(Entries taken from a collection)
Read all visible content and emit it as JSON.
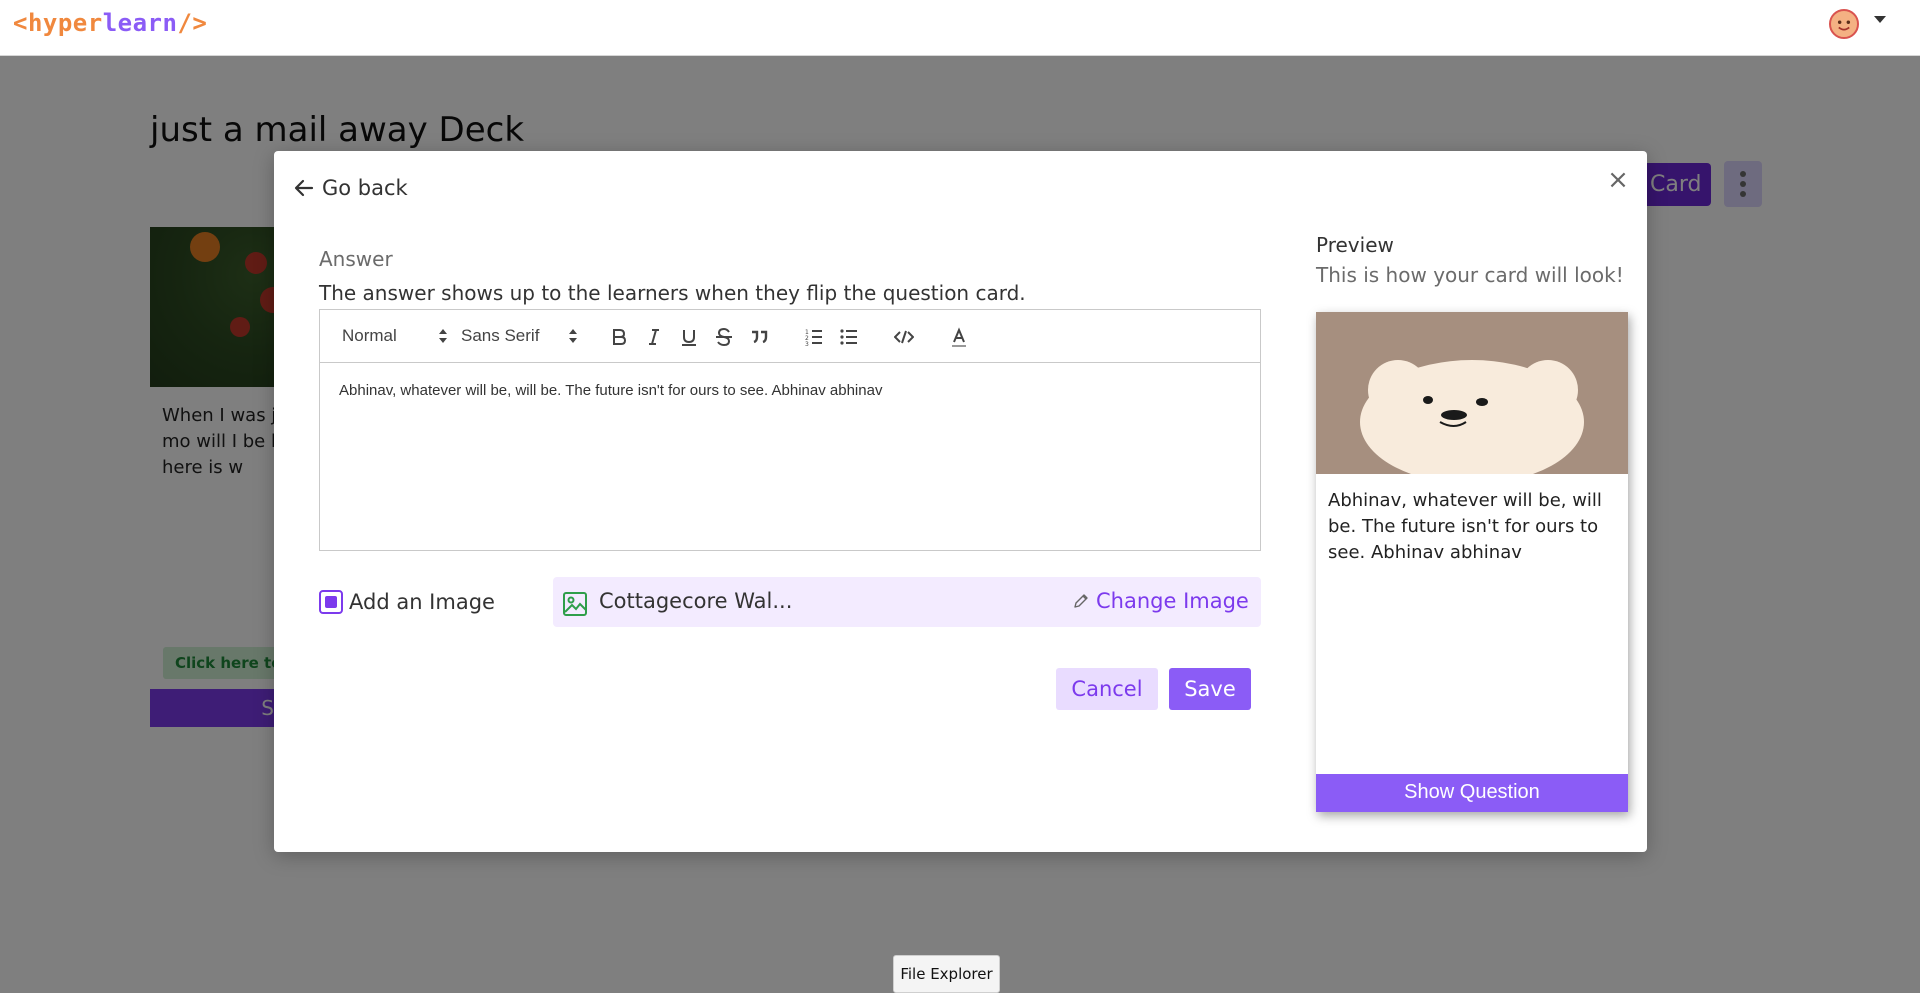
{
  "app": {
    "logo": {
      "open": "<",
      "hyper": "hyper",
      "learn": "learn",
      "close": "/>"
    }
  },
  "page": {
    "title": "just a mail away Deck",
    "add_card_label": "Card",
    "bg_card_text": "When I was ju asked my mo will I be hand and here is w",
    "bg_card_chip": "Click here to",
    "bg_card_footer": "Sho"
  },
  "modal": {
    "go_back": "Go back",
    "close": "×",
    "field_label": "Answer",
    "field_description": "The answer shows up to the learners when they flip the question card.",
    "toolbar": {
      "size_value": "Normal",
      "font_value": "Sans Serif"
    },
    "editor_text": "Abhinav, whatever will be, will be. The future isn't for ours to see. Abhinav abhinav",
    "add_image_label": "Add an Image",
    "add_image_checked": true,
    "image_name": "Cottagecore Wal...",
    "change_image_label": "Change Image",
    "cancel_label": "Cancel",
    "save_label": "Save",
    "preview": {
      "title": "Preview",
      "subtitle": "This is how your card will look!",
      "card_text": "Abhinav, whatever will be, will be. The future isn't for ours to see. Abhinav abhinav",
      "button_label": "Show Question"
    }
  },
  "taskbar": {
    "file_explorer": "File Explorer"
  },
  "colors": {
    "accent": "#8b5cf6",
    "accent_dark": "#6d28d9",
    "accent_light": "#e9dcff",
    "logo_orange": "#f0883e"
  }
}
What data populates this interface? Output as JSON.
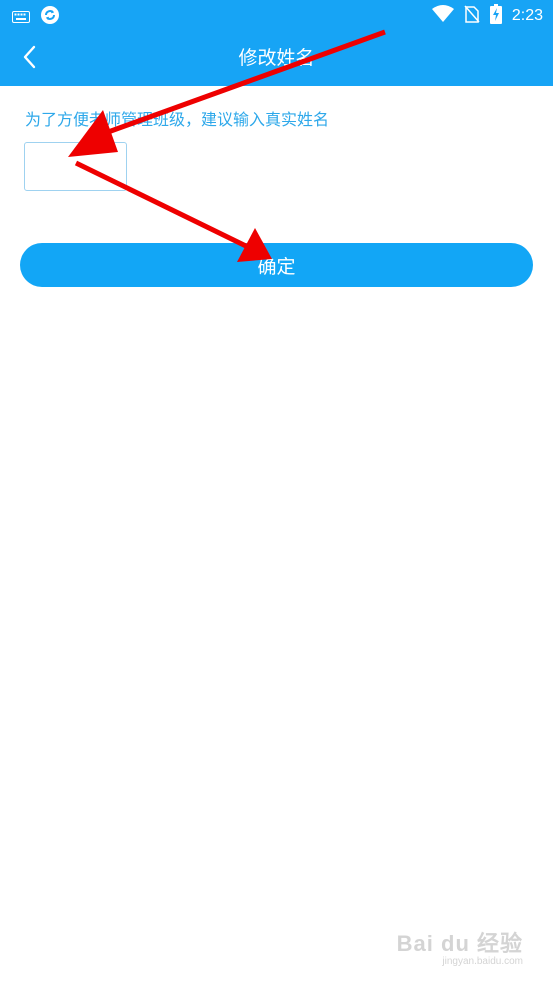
{
  "status_bar": {
    "time": "2:23",
    "icons": [
      "keyboard-icon",
      "sync-icon",
      "wifi-icon",
      "no-sim-icon",
      "battery-charging-icon"
    ]
  },
  "header": {
    "title": "修改姓名",
    "back_icon": "chevron-left-icon",
    "background": "#17a4f5"
  },
  "form": {
    "hint": "为了方便老师管理班级，建议输入真实姓名",
    "name_value": "",
    "name_placeholder": "",
    "confirm_label": "确定",
    "accent": "#12a6f6"
  },
  "annotations": {
    "arrow_color": "#ee0000"
  },
  "watermark": {
    "brand": "Bai du 经验",
    "sub": "jingyan.baidu.com"
  }
}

Set exercise: Write out every record above exactly as it stands, but leave out the pictures.

Task response:
Read all visible content and emit it as JSON.
{
  "app": {
    "logo": {
      "open": "<",
      "hyper": "hyper",
      "learn": "learn",
      "close": "/>"
    }
  },
  "page": {
    "title": "just a mail away Deck",
    "add_card_label": "Card",
    "bg_card_text": "When I was ju asked my mo will I be hand and here is w",
    "bg_card_chip": "Click here to",
    "bg_card_footer": "Sho"
  },
  "modal": {
    "go_back": "Go back",
    "close": "×",
    "field_label": "Answer",
    "field_description": "The answer shows up to the learners when they flip the question card.",
    "toolbar": {
      "size_value": "Normal",
      "font_value": "Sans Serif"
    },
    "editor_text": "Abhinav, whatever will be, will be. The future isn't for ours to see. Abhinav abhinav",
    "add_image_label": "Add an Image",
    "add_image_checked": true,
    "image_name": "Cottagecore Wal...",
    "change_image_label": "Change Image",
    "cancel_label": "Cancel",
    "save_label": "Save",
    "preview": {
      "title": "Preview",
      "subtitle": "This is how your card will look!",
      "card_text": "Abhinav, whatever will be, will be. The future isn't for ours to see. Abhinav abhinav",
      "button_label": "Show Question"
    }
  },
  "taskbar": {
    "file_explorer": "File Explorer"
  },
  "colors": {
    "accent": "#8b5cf6",
    "accent_dark": "#6d28d9",
    "accent_light": "#e9dcff",
    "logo_orange": "#f0883e"
  }
}
What data populates this interface? Output as JSON.
{
  "status_bar": {
    "time": "2:23",
    "icons": [
      "keyboard-icon",
      "sync-icon",
      "wifi-icon",
      "no-sim-icon",
      "battery-charging-icon"
    ]
  },
  "header": {
    "title": "修改姓名",
    "back_icon": "chevron-left-icon",
    "background": "#17a4f5"
  },
  "form": {
    "hint": "为了方便老师管理班级，建议输入真实姓名",
    "name_value": "",
    "name_placeholder": "",
    "confirm_label": "确定",
    "accent": "#12a6f6"
  },
  "annotations": {
    "arrow_color": "#ee0000"
  },
  "watermark": {
    "brand": "Bai du 经验",
    "sub": "jingyan.baidu.com"
  }
}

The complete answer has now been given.